* **WRITTEN TASK**
Collect every line below that contains the word "image".
begin
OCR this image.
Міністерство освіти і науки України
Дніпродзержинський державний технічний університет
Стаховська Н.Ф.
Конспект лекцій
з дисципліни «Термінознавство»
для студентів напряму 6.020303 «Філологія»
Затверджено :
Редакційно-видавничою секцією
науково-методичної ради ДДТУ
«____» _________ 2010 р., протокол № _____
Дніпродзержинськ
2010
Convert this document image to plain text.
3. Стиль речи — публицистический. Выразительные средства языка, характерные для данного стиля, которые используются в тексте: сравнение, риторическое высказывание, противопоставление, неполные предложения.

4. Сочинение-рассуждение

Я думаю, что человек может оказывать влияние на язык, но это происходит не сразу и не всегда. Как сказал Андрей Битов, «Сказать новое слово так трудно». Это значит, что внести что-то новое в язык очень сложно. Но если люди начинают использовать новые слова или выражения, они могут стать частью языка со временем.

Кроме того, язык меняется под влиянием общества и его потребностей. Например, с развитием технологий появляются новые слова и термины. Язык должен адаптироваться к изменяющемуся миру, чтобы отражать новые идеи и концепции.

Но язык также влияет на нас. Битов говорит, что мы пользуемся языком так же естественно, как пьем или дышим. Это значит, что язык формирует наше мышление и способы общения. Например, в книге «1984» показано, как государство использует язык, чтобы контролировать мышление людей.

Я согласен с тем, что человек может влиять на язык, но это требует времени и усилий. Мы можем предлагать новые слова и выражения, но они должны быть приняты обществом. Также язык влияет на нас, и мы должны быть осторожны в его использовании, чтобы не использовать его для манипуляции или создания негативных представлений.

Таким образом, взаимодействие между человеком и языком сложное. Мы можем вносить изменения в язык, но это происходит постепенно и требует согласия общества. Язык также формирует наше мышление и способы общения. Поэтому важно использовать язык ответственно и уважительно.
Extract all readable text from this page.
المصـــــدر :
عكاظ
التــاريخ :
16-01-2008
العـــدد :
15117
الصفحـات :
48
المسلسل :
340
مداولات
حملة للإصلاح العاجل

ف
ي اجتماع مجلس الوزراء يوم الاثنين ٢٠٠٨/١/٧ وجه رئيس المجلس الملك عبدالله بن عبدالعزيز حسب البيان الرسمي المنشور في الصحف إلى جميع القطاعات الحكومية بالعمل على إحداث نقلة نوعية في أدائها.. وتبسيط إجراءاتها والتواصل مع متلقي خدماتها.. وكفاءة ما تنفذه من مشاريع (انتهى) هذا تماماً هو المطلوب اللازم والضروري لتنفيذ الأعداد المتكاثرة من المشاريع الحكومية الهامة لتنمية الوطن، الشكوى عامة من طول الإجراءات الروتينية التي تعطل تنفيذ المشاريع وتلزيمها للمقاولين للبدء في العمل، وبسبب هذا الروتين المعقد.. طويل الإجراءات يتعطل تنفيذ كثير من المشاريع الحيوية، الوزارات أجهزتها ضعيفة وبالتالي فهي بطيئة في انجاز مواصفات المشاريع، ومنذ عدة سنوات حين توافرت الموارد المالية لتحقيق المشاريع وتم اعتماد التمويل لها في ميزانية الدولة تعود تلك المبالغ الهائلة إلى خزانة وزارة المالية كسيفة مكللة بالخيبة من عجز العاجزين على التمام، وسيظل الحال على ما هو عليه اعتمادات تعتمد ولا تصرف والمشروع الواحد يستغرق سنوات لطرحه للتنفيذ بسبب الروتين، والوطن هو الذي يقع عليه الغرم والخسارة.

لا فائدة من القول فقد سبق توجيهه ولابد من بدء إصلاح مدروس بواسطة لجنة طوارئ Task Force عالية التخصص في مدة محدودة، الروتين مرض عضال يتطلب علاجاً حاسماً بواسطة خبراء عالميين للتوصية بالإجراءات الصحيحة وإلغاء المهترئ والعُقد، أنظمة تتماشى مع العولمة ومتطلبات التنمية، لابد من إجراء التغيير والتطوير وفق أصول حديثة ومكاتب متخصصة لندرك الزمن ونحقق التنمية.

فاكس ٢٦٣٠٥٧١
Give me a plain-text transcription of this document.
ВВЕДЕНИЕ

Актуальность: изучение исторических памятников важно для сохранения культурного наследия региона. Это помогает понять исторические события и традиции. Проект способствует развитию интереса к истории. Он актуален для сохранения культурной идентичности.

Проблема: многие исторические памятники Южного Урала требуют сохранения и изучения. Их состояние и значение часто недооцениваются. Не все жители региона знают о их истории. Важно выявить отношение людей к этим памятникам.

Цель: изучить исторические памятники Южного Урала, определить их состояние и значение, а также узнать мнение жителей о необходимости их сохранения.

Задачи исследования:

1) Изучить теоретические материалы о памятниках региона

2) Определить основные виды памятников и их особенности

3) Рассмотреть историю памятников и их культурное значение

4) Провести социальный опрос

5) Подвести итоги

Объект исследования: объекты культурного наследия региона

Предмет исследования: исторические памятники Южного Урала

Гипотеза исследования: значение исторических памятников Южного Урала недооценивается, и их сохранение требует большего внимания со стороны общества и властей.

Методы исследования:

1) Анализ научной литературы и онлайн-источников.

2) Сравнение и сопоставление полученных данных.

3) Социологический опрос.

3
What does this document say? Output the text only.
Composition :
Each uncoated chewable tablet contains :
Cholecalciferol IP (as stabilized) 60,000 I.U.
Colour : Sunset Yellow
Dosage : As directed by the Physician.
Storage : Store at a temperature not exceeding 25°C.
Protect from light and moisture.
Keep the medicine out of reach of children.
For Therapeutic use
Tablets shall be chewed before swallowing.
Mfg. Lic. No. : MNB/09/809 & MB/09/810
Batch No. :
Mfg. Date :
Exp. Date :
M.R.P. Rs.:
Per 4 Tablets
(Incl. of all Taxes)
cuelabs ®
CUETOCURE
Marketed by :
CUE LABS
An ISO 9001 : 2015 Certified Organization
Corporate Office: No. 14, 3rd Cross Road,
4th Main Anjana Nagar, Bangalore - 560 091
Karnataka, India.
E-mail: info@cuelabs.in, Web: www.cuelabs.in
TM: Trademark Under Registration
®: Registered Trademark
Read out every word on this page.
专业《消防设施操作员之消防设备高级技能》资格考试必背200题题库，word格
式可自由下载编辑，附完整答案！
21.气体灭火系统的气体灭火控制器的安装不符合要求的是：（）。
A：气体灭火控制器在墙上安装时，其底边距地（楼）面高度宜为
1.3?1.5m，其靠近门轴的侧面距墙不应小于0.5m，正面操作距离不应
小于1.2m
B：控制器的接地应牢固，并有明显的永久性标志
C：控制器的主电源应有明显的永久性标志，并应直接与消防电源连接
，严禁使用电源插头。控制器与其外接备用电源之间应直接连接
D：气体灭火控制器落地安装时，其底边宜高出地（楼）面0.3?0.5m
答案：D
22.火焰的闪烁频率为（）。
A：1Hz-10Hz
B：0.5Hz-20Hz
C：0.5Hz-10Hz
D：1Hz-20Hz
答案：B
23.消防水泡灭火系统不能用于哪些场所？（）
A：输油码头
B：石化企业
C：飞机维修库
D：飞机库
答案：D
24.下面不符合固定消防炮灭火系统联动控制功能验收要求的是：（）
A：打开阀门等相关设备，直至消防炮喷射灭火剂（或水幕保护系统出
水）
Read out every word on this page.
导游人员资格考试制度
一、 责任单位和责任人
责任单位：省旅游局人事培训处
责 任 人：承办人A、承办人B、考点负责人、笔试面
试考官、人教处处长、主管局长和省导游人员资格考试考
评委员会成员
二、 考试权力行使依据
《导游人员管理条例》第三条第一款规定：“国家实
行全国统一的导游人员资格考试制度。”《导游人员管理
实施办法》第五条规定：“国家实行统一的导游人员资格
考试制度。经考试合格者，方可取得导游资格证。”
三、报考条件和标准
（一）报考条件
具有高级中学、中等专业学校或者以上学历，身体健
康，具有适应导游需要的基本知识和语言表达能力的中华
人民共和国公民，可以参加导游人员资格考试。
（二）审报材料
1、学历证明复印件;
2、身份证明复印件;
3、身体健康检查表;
end
* **ANSWER TO THIS EXERCISE**
OCR this image.
Convert this document image to plain text.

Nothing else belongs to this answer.